In the entries below, find every line holding the string "Plugin" and collect it.

▬▬▬▬▬▬▬▬▬▬

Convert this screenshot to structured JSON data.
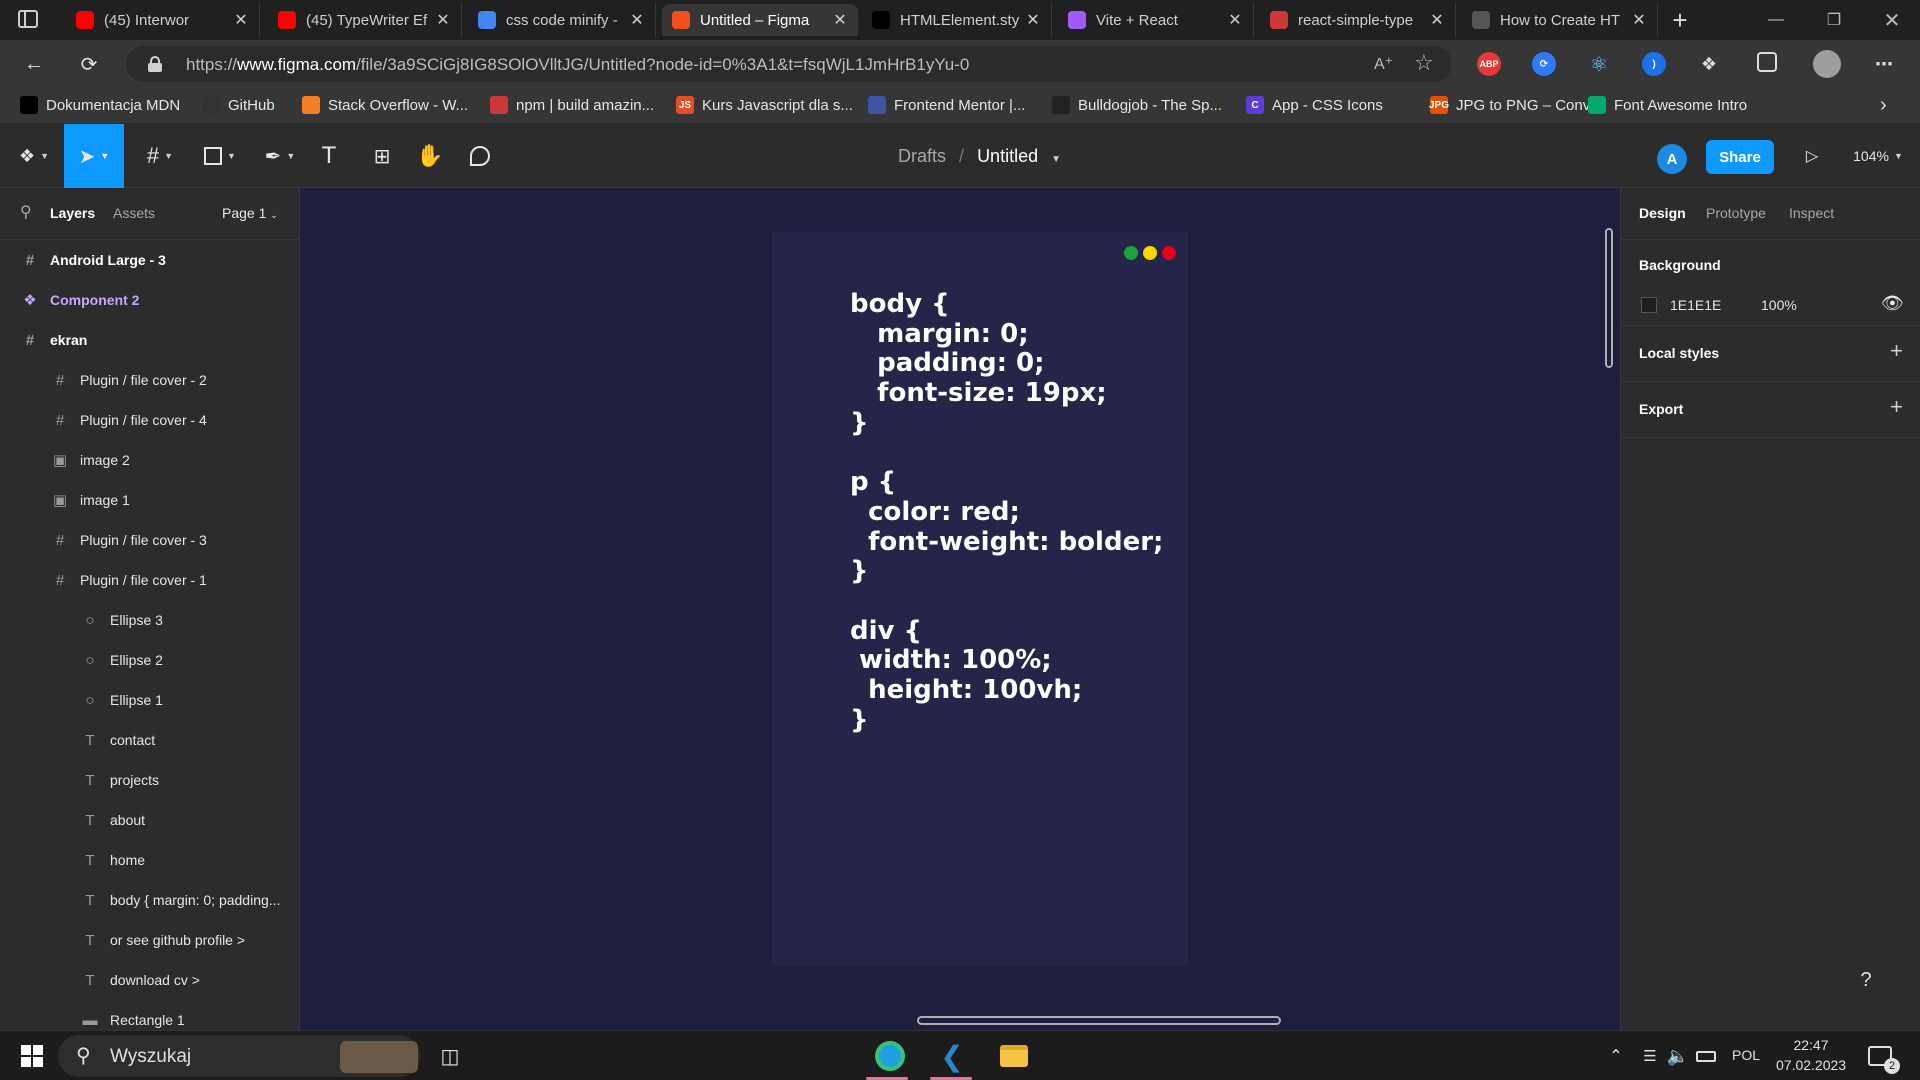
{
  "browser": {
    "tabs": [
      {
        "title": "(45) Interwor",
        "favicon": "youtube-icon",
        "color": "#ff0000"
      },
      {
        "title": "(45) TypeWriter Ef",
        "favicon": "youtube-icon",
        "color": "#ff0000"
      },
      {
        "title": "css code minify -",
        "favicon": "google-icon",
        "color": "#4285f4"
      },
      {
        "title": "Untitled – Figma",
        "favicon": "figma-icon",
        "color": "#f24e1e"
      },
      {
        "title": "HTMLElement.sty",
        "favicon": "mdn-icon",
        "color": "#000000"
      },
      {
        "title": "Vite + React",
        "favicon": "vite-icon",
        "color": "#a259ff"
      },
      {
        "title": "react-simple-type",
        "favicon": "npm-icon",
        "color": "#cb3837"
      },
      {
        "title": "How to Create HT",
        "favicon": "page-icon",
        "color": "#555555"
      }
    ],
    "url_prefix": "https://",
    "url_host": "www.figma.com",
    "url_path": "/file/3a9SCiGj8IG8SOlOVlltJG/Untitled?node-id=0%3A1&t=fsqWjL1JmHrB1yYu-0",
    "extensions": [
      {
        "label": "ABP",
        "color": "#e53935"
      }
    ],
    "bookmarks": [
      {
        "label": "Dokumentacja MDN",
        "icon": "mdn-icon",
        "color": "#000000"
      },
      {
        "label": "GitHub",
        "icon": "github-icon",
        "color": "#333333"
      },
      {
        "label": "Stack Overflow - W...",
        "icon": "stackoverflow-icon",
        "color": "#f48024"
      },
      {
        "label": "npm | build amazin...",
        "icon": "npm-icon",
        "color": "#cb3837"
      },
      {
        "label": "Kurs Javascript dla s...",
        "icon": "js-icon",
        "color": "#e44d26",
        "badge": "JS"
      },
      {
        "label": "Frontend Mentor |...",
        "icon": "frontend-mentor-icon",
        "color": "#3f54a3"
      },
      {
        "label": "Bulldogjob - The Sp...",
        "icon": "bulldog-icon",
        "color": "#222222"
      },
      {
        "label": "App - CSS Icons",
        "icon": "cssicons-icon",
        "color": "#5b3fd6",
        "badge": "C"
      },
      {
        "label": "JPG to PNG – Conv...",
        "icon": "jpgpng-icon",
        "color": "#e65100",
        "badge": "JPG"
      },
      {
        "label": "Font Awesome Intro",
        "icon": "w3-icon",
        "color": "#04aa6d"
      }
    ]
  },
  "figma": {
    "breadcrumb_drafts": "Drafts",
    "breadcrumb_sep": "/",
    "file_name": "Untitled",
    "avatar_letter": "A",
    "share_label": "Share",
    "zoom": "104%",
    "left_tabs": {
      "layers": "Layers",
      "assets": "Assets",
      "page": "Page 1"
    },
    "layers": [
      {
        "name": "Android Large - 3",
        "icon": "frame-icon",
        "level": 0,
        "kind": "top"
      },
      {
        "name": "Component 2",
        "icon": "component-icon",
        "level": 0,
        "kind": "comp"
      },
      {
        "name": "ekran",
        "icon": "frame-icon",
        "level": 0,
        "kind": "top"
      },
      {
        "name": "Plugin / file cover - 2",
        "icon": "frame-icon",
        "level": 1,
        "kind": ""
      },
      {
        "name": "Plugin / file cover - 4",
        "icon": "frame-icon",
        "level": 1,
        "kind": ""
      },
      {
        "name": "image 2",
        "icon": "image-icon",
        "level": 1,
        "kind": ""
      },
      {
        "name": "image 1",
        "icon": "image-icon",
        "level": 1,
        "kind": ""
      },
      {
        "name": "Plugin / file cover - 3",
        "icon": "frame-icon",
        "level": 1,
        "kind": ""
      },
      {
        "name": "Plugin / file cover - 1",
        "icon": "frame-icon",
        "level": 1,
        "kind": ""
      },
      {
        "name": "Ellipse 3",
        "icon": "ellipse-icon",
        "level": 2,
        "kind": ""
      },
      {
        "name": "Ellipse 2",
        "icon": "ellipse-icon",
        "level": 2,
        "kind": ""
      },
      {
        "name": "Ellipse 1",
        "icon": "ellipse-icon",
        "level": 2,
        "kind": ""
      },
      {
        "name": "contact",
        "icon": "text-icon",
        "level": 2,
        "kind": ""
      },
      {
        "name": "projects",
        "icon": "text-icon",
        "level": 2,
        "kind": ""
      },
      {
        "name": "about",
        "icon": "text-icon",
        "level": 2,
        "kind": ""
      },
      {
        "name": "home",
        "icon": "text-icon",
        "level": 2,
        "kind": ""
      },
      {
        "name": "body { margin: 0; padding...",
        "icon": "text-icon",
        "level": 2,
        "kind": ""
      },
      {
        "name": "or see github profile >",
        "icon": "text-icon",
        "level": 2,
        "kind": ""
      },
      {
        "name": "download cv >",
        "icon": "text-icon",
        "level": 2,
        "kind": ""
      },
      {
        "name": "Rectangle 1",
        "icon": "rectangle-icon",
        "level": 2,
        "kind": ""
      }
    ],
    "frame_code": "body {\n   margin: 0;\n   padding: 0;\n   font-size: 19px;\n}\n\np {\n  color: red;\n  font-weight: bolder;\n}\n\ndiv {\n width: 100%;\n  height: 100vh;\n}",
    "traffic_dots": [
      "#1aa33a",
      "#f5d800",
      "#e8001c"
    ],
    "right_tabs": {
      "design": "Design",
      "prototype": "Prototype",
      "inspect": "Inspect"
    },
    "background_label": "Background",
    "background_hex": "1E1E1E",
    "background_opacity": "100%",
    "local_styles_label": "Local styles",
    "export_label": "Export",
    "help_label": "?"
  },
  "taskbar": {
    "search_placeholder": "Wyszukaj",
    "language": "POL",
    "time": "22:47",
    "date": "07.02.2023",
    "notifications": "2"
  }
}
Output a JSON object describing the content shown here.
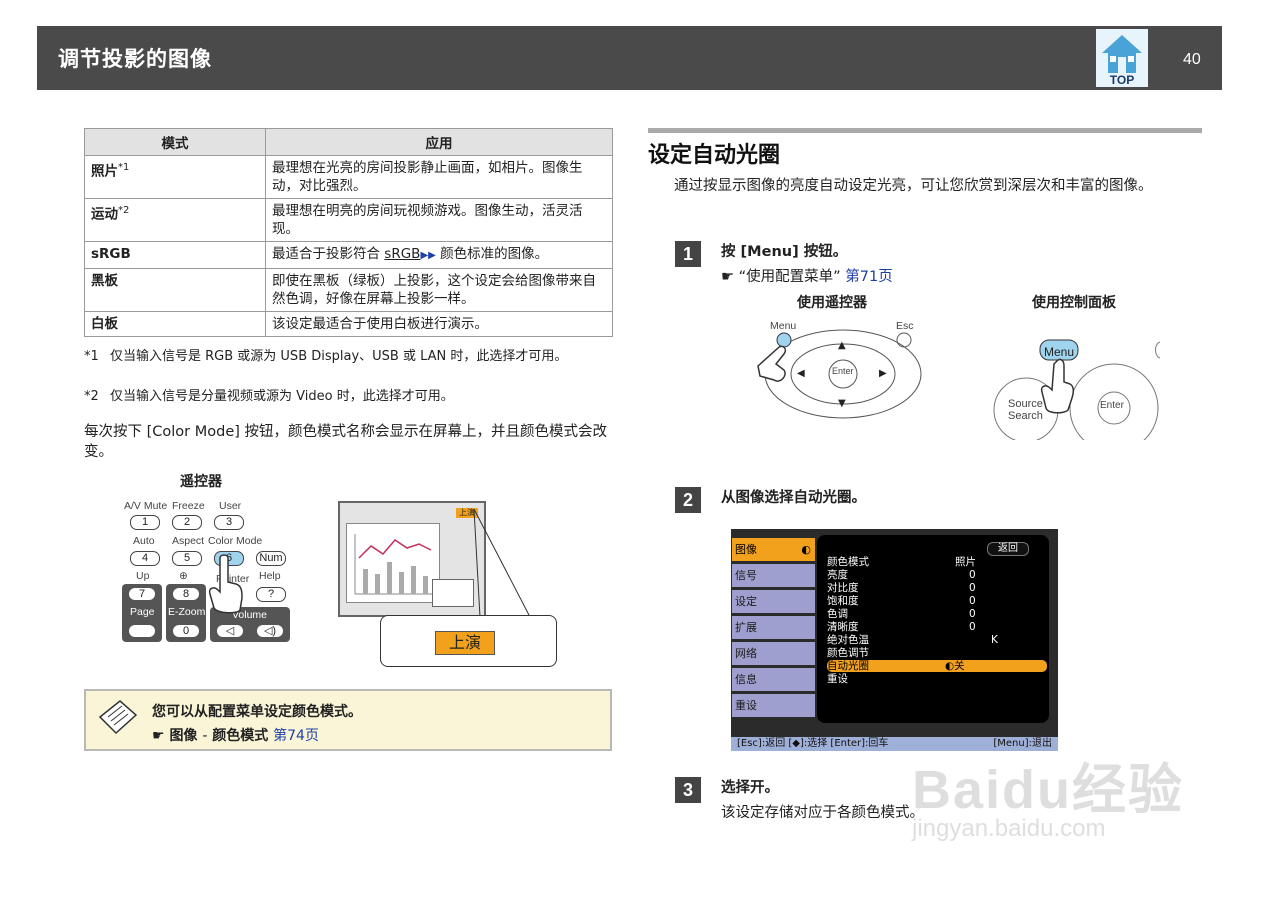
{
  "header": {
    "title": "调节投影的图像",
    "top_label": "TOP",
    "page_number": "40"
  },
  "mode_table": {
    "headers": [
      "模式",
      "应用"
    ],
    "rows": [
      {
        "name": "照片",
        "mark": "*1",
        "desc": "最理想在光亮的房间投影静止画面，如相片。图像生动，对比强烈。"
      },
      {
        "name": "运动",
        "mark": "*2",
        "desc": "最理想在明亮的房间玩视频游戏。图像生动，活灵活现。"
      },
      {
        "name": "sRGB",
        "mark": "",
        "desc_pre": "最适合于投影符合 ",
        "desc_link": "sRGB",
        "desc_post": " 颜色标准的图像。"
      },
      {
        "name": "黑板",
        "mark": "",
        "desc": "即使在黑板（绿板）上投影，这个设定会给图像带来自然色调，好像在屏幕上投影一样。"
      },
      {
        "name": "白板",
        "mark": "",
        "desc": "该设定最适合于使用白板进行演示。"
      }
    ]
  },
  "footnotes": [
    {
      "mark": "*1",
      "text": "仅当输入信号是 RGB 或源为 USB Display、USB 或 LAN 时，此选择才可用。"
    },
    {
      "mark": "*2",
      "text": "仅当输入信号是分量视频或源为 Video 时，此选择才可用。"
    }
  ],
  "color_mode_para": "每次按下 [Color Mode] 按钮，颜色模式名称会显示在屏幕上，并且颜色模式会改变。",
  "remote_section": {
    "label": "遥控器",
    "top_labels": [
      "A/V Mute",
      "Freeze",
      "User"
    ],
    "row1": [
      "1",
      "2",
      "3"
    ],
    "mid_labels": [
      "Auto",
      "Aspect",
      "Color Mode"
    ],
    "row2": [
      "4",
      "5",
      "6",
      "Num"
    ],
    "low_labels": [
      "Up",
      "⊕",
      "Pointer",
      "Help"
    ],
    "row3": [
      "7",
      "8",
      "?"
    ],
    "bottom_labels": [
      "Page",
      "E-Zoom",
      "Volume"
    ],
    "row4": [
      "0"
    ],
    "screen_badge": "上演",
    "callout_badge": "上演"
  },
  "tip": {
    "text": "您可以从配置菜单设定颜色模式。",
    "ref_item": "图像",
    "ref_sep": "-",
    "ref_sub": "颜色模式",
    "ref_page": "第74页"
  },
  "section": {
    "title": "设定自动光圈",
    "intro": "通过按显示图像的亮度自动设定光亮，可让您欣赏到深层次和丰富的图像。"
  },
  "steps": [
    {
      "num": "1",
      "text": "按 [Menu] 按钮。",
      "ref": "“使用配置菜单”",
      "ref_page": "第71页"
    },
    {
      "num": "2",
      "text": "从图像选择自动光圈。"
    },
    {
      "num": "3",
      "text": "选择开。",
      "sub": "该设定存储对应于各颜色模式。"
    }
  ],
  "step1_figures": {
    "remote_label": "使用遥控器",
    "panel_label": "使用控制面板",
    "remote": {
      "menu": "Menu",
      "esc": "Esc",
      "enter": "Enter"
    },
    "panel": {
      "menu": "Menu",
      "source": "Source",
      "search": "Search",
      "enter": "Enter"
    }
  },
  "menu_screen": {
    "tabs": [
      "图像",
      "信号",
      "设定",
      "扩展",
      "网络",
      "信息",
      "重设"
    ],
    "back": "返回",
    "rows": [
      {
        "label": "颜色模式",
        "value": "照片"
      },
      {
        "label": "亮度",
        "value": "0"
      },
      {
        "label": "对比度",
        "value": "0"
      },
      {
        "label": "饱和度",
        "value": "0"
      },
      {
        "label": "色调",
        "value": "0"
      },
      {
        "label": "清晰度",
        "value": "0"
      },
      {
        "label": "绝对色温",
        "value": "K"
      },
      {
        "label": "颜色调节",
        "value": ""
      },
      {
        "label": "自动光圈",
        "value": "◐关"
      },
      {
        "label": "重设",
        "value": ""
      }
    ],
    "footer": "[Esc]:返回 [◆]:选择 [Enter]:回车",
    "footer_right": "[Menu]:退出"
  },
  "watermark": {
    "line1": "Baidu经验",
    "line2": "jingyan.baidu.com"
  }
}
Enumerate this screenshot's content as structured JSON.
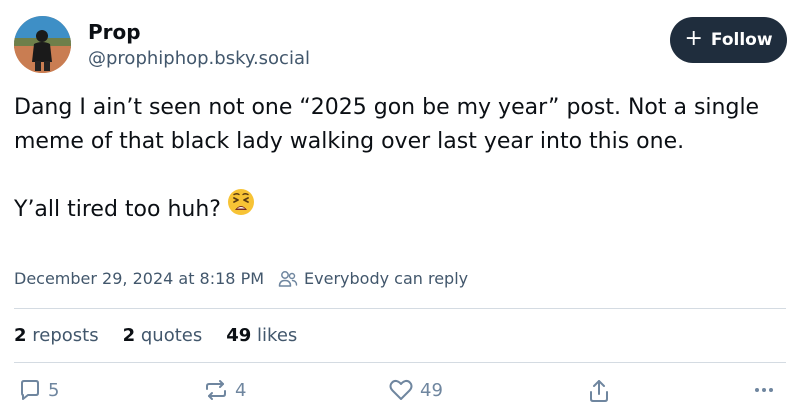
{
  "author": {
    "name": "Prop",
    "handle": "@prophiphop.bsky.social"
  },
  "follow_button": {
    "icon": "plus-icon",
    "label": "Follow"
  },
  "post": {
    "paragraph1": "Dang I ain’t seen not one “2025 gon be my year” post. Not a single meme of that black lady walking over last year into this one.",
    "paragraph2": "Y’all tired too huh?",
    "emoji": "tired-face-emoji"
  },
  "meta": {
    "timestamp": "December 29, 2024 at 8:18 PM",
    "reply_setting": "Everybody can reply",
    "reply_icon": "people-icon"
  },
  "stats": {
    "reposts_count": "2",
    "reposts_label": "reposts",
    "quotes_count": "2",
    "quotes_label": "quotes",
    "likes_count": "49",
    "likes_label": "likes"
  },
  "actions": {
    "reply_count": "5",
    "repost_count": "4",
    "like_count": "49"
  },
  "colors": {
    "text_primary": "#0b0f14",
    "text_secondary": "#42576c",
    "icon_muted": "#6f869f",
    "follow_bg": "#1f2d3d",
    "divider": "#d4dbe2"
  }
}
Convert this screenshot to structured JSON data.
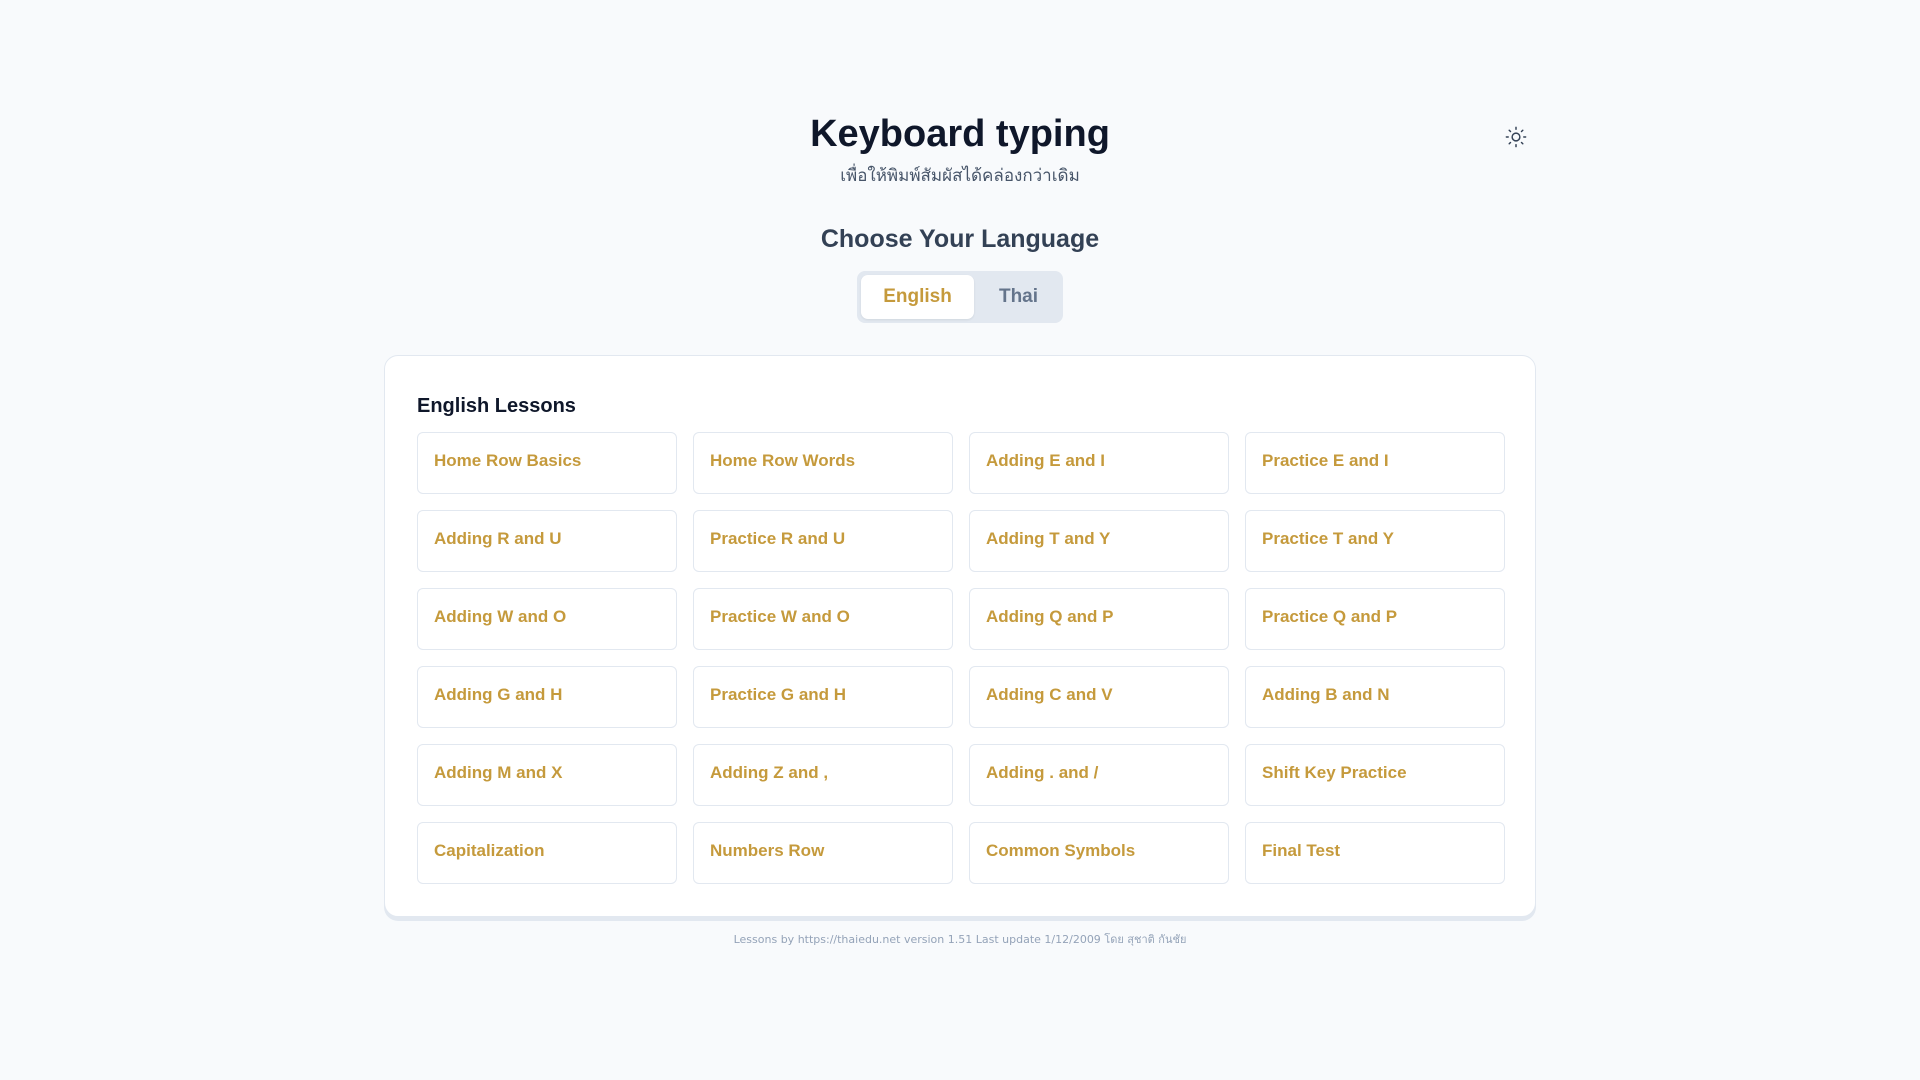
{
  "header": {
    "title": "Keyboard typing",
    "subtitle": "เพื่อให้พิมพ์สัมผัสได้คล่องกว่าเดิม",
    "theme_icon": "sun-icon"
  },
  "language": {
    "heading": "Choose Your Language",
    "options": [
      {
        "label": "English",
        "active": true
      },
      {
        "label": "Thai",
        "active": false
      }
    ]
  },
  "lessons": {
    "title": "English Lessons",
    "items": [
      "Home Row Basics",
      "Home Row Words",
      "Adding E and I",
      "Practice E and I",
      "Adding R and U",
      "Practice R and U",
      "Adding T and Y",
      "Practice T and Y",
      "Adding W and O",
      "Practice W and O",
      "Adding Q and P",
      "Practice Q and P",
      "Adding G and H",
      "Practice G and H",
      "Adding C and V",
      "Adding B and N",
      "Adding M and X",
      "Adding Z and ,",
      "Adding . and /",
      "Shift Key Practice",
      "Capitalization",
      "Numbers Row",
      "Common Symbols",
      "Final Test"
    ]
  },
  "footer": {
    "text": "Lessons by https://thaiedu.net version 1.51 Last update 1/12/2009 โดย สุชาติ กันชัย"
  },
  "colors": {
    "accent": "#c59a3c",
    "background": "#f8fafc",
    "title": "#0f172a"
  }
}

▬▬▬▬▬▬▬▬▬▬

● **Right answer**:
        "name": "Plugin / file cover - 2",
        "name": "Plugin / file cover - 4",
        "name": "Plugin / file cover - 3",
        "name": "Plugin / file cover - 1",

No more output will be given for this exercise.